--- BEGIN ENTRIES SUPPLIED ---
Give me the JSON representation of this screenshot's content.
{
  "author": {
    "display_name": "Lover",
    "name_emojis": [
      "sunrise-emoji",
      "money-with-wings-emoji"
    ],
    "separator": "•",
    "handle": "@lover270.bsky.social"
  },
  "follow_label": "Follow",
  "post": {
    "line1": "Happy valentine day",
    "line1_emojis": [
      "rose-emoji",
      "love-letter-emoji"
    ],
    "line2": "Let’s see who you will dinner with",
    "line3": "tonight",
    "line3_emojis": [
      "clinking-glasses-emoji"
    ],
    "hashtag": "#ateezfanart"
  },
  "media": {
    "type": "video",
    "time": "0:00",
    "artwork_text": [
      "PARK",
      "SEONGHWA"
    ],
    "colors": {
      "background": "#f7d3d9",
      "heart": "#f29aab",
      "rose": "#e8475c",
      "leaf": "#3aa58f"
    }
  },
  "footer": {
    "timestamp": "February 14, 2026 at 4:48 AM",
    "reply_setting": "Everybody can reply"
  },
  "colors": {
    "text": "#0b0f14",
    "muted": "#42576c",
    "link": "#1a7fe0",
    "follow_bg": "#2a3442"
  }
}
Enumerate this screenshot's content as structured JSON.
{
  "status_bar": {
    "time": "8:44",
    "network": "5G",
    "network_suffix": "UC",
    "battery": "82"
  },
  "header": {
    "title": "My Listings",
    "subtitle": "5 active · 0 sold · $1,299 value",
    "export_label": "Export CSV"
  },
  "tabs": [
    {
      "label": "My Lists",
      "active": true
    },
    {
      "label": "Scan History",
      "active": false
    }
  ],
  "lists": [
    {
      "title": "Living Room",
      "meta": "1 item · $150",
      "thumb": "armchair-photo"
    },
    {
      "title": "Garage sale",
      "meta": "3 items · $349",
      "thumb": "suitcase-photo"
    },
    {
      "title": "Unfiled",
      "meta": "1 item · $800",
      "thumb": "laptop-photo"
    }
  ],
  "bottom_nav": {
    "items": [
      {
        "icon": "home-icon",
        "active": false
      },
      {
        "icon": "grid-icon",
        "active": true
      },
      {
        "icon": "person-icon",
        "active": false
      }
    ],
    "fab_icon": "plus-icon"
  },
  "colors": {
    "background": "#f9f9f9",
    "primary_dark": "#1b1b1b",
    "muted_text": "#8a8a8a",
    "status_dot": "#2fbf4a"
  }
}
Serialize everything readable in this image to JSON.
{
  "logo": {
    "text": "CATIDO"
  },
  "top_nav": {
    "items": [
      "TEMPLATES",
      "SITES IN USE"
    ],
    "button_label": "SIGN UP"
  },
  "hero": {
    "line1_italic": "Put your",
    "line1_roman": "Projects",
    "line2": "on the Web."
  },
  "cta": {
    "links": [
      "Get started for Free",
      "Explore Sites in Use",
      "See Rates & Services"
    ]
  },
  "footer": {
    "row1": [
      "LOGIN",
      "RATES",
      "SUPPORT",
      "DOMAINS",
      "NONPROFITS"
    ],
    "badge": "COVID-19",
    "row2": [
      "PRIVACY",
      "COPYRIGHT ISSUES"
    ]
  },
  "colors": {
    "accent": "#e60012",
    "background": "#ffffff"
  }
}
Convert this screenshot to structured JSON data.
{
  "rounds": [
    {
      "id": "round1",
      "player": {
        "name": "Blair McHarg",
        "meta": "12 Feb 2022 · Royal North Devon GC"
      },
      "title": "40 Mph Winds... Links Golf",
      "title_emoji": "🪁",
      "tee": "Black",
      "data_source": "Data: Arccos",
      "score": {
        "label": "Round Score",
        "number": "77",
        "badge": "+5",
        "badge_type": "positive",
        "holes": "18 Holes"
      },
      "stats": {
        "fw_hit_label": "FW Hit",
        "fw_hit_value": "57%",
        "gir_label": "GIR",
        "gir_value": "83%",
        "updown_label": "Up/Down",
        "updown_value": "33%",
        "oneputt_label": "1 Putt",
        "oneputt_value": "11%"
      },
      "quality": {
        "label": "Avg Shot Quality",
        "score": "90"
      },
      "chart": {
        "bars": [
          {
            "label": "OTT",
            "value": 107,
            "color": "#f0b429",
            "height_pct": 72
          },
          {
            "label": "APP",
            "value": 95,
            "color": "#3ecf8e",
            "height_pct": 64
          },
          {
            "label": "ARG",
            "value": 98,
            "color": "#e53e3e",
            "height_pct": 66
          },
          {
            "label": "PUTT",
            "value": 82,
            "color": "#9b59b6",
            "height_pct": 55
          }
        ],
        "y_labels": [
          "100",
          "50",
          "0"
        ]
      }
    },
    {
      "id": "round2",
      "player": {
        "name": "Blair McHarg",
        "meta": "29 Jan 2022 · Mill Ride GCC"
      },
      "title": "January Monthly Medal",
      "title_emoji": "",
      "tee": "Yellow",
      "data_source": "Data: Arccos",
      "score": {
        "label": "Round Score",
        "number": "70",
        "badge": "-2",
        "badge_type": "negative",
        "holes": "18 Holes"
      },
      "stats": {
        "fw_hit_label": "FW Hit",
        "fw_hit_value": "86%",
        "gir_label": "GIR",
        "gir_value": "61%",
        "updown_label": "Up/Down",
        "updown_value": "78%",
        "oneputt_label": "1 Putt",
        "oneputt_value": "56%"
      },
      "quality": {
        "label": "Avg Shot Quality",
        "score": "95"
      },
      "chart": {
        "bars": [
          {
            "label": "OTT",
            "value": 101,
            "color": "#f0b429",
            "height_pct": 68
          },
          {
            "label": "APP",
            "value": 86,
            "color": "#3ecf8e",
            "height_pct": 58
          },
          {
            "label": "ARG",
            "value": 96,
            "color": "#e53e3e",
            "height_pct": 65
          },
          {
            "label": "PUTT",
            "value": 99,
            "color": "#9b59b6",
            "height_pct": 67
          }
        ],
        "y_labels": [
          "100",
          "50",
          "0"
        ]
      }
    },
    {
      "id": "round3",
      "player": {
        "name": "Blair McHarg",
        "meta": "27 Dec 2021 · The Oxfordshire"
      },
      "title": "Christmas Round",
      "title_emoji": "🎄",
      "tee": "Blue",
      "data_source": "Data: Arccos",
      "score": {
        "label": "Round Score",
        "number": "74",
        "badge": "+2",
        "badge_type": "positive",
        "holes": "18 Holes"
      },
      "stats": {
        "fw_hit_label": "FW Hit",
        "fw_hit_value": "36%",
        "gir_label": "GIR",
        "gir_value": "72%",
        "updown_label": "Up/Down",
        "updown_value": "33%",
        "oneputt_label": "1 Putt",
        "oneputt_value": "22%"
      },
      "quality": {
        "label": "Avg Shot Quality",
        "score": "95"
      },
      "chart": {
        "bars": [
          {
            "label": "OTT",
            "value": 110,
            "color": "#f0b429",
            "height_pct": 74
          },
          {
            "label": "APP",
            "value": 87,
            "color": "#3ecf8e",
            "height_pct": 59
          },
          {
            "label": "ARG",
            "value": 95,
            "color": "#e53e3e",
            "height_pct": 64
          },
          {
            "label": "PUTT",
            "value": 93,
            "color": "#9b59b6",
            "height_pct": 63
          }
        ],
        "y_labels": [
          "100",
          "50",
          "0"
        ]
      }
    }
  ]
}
--- END ENTRIES SUPPLIED ---
Copy down every line of the entries containing the word "photo".

WRITTEN SOLUTION:
      "thumb": "armchair-photo"
      "thumb": "suitcase-photo"
      "thumb": "laptop-photo"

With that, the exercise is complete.